* Stored records:

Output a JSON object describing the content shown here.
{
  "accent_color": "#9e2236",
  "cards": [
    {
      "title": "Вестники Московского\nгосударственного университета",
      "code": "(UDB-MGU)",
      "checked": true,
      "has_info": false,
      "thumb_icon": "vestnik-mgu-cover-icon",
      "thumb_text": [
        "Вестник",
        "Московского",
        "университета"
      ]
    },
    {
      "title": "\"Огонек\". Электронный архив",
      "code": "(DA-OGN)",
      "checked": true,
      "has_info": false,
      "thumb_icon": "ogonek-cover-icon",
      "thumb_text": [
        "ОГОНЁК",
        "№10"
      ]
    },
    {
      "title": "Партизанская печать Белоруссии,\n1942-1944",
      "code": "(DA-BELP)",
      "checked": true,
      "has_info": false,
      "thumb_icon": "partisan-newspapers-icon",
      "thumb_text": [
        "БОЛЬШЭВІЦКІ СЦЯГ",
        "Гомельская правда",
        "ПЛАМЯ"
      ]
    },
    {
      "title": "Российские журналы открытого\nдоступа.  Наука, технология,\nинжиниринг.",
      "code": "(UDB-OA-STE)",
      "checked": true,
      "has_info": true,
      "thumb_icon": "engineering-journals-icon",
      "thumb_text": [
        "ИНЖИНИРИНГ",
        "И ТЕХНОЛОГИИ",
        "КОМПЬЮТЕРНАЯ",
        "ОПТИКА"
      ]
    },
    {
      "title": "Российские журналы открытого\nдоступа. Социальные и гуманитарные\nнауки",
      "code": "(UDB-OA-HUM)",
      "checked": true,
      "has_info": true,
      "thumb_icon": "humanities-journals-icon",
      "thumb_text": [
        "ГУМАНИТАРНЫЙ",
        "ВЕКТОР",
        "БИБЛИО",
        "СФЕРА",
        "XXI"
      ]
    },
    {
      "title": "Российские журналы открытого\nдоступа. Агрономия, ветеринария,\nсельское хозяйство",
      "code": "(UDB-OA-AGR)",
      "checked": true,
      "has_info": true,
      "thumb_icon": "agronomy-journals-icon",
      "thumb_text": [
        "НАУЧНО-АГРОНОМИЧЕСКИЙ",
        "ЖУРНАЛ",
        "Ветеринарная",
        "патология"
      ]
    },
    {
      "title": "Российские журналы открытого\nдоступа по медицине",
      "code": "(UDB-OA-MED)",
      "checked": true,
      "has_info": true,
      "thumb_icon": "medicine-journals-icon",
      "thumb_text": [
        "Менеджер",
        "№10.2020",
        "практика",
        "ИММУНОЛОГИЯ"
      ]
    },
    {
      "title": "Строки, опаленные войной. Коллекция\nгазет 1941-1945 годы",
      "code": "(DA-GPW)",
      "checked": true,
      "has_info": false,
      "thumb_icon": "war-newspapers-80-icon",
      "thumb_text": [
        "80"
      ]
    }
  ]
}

* What you have to do:
Identify and list each line with the word "icon".

* Correct response:
      "thumb_icon": "vestnik-mgu-cover-icon",
      "thumb_icon": "ogonek-cover-icon",
      "thumb_icon": "partisan-newspapers-icon",
      "thumb_icon": "engineering-journals-icon",
      "thumb_icon": "humanities-journals-icon",
      "thumb_icon": "agronomy-journals-icon",
      "thumb_icon": "medicine-journals-icon",
      "thumb_icon": "war-newspapers-80-icon",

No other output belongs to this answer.